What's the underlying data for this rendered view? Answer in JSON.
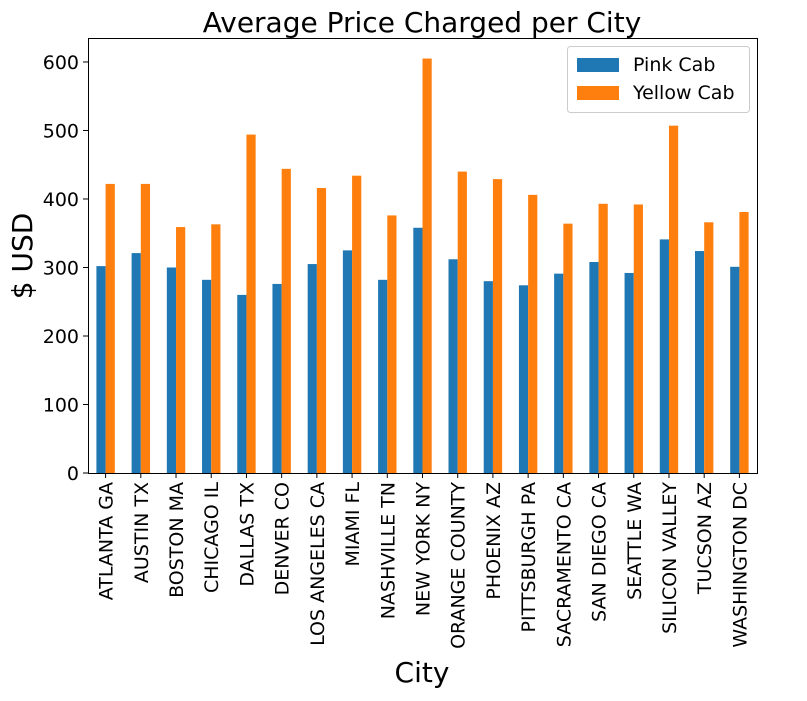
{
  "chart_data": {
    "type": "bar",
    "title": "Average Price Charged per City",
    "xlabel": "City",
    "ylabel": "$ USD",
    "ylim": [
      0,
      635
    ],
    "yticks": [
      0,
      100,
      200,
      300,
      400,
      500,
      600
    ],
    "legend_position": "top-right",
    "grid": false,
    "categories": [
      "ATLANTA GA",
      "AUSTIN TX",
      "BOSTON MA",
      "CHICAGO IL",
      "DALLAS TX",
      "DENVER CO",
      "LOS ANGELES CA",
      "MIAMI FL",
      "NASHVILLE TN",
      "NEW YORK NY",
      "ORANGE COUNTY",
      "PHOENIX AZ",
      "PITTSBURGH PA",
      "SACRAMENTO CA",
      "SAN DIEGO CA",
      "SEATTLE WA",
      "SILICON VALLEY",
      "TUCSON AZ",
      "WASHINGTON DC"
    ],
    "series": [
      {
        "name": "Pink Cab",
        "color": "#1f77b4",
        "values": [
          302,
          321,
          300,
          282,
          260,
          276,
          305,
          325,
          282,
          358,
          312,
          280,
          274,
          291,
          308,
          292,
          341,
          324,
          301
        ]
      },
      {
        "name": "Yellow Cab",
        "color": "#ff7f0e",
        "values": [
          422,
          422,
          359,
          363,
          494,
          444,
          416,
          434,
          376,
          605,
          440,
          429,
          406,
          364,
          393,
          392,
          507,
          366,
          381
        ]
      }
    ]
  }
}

####################

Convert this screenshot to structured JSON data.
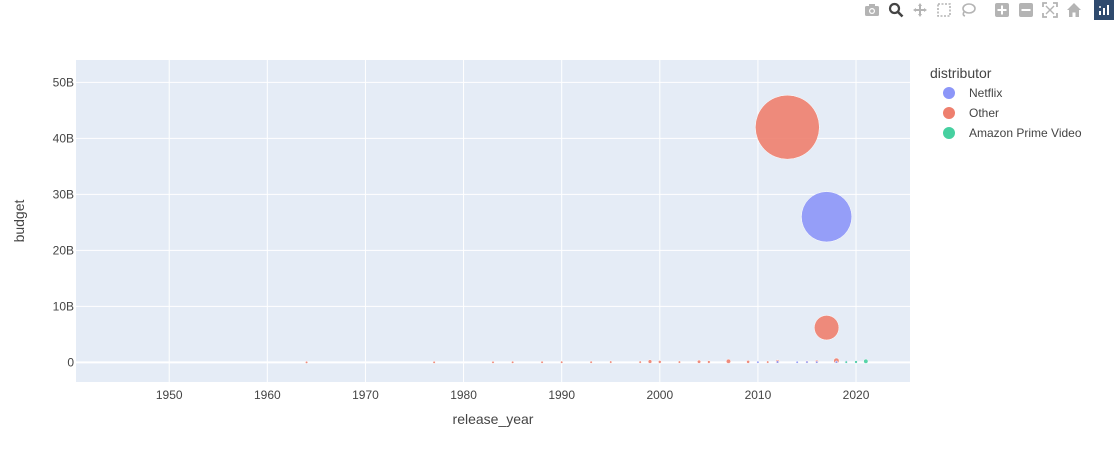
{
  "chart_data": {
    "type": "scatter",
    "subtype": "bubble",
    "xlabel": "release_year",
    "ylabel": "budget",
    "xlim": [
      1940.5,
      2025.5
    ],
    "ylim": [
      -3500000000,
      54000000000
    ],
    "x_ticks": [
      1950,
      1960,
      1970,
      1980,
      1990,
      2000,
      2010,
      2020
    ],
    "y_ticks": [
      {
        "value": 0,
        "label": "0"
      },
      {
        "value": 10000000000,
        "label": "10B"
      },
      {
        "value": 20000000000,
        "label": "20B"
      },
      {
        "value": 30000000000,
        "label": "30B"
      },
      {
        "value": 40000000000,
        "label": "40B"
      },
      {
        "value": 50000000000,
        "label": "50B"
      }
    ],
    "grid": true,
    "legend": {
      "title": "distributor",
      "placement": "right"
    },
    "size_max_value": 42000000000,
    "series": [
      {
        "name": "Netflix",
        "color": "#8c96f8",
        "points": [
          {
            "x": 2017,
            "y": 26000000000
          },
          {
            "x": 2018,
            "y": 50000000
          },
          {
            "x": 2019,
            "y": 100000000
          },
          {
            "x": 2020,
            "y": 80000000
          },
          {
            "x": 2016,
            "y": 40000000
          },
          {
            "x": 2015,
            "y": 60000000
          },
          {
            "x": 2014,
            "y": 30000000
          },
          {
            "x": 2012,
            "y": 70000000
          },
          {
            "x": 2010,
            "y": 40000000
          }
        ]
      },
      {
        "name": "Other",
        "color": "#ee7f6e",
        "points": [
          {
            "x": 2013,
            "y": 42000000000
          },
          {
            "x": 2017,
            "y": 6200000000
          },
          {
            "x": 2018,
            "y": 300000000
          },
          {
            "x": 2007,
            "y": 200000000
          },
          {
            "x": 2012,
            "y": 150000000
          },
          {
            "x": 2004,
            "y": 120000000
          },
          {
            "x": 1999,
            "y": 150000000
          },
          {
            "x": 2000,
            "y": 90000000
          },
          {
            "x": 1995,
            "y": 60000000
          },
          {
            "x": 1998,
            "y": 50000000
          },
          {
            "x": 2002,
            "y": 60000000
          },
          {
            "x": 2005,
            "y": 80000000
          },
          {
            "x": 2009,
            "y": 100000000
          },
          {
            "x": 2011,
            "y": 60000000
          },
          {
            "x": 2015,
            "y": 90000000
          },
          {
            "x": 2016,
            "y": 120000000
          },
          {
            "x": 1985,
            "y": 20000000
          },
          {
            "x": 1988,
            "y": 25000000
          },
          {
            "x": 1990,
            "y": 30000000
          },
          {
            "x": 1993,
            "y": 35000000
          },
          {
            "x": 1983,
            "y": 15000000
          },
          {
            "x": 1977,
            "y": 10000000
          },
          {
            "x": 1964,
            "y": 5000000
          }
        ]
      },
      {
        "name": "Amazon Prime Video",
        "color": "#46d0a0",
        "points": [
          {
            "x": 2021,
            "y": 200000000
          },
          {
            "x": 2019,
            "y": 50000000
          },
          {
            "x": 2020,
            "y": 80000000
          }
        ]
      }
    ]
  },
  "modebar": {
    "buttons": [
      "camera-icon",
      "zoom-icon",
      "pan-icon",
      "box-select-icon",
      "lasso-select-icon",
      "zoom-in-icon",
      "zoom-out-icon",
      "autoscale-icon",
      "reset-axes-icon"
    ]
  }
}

####################

Examine the records and pull out every line where the string "color" occurs.

        "color": "#1f77b4",
        "color": "#ff7f0e",
        "color": "#8c96f8",
        "color": "#ee7f6e",
        "color": "#46d0a0",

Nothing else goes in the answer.